**Your goal:**
Rewrite the entries with every "Localize" changed to "Locate" and everything else unchanged. Leave out the pictures.

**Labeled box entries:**
:::

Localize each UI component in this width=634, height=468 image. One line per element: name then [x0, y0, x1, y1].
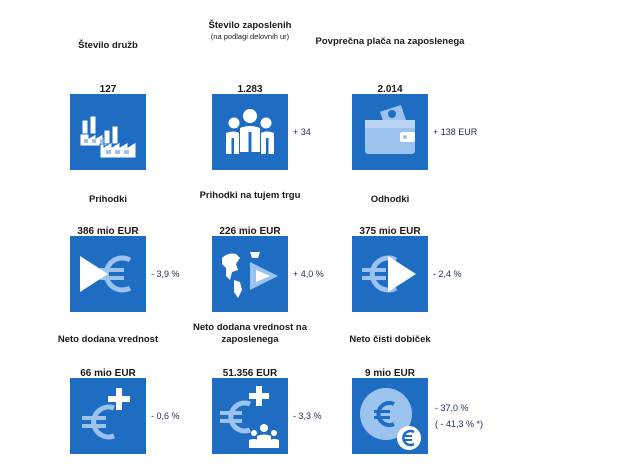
wallet-icon: [352, 94, 428, 170]
euro-play-icon: [352, 236, 428, 312]
kpi-label-note: (na podlagi delovnih ur): [210, 32, 290, 41]
kpi-value: 9 mio EUR: [364, 368, 415, 379]
people-group-icon: [212, 94, 288, 170]
kpi-value: 127: [99, 84, 117, 95]
kpi-change: - 3,9 %: [151, 269, 180, 279]
kpi-label: Prihodki: [88, 194, 127, 205]
kpi-label: Povprečna plača na zaposlenega: [315, 36, 465, 47]
globe-play-icon: [212, 236, 288, 312]
coin-euro-icon: [352, 378, 428, 454]
kpi-value: 2.014: [377, 84, 403, 95]
euro-plus-icon: [70, 378, 146, 454]
kpi-change: + 4,0 %: [293, 269, 324, 279]
kpi-label: Neto čisti dobiček: [349, 334, 431, 345]
kpi-value: 386 mio EUR: [77, 226, 139, 237]
kpi-label: Neto dodana vrednost na zaposlenega: [192, 322, 307, 345]
kpi-label: Število družb: [78, 40, 138, 51]
euro-plus-people-icon: [212, 378, 288, 454]
kpi-value: 226 mio EUR: [219, 226, 281, 237]
kpi-label: Prihodki na tujem trgu: [199, 190, 301, 201]
kpi-change: + 138 EUR: [433, 127, 478, 137]
kpi-change: - 2,4 %: [433, 269, 462, 279]
kpi-label: Odhodki: [370, 194, 410, 205]
kpi-label: Število zaposlenih (na podlagi delovnih …: [175, 20, 325, 42]
kpi-change: - 0,6 %: [151, 411, 180, 421]
kpi-value: 375 mio EUR: [359, 226, 421, 237]
kpi-change-secondary: ( - 41,3 % *): [435, 419, 484, 429]
kpi-value: 1.283: [237, 84, 263, 95]
play-euro-icon: [70, 236, 146, 312]
kpi-label: Neto dodana vrednost: [57, 334, 159, 345]
kpi-label-main: Število zaposlenih: [208, 20, 292, 31]
kpi-value: 51.356 EUR: [222, 368, 278, 379]
kpi-value: 66 mio EUR: [80, 368, 136, 379]
kpi-change: + 34: [293, 127, 311, 137]
kpi-change: - 37,0 %: [435, 403, 469, 413]
kpi-change: - 3,3 %: [293, 411, 322, 421]
factory-icon: [70, 94, 146, 170]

:::

**Solution to this exercise:**
Locate each UI component in this width=634, height=468 image. One line per element: name then [x0, y0, x1, y1].
wallet-icon: [352, 94, 428, 170]
euro-play-icon: [352, 236, 428, 312]
kpi-label-note: (na podlagi delovnih ur): [210, 32, 290, 41]
kpi-value: 9 mio EUR: [364, 368, 415, 379]
people-group-icon: [212, 94, 288, 170]
kpi-value: 127: [99, 84, 117, 95]
kpi-change: - 3,9 %: [151, 269, 180, 279]
kpi-label: Prihodki: [88, 194, 127, 205]
kpi-label: Povprečna plača na zaposlenega: [315, 36, 465, 47]
globe-play-icon: [212, 236, 288, 312]
coin-euro-icon: [352, 378, 428, 454]
kpi-value: 2.014: [377, 84, 403, 95]
euro-plus-icon: [70, 378, 146, 454]
kpi-change: + 4,0 %: [293, 269, 324, 279]
kpi-label: Neto čisti dobiček: [349, 334, 431, 345]
kpi-value: 386 mio EUR: [77, 226, 139, 237]
kpi-label: Neto dodana vrednost na zaposlenega: [192, 322, 307, 345]
kpi-label: Število družb: [78, 40, 138, 51]
euro-plus-people-icon: [212, 378, 288, 454]
kpi-value: 226 mio EUR: [219, 226, 281, 237]
kpi-label: Prihodki na tujem trgu: [199, 190, 301, 201]
kpi-change: + 138 EUR: [433, 127, 478, 137]
kpi-change: - 2,4 %: [433, 269, 462, 279]
kpi-label: Odhodki: [370, 194, 410, 205]
kpi-label: Število zaposlenih (na podlagi delovnih …: [175, 20, 325, 42]
kpi-change: - 0,6 %: [151, 411, 180, 421]
kpi-value: 375 mio EUR: [359, 226, 421, 237]
kpi-change-secondary: ( - 41,3 % *): [435, 419, 484, 429]
kpi-value: 1.283: [237, 84, 263, 95]
play-euro-icon: [70, 236, 146, 312]
kpi-label: Neto dodana vrednost: [57, 334, 159, 345]
kpi-label-main: Število zaposlenih: [208, 20, 292, 31]
kpi-value: 51.356 EUR: [222, 368, 278, 379]
kpi-value: 66 mio EUR: [80, 368, 136, 379]
kpi-change: + 34: [293, 127, 311, 137]
kpi-change: - 37,0 %: [435, 403, 469, 413]
kpi-change: - 3,3 %: [293, 411, 322, 421]
factory-icon: [70, 94, 146, 170]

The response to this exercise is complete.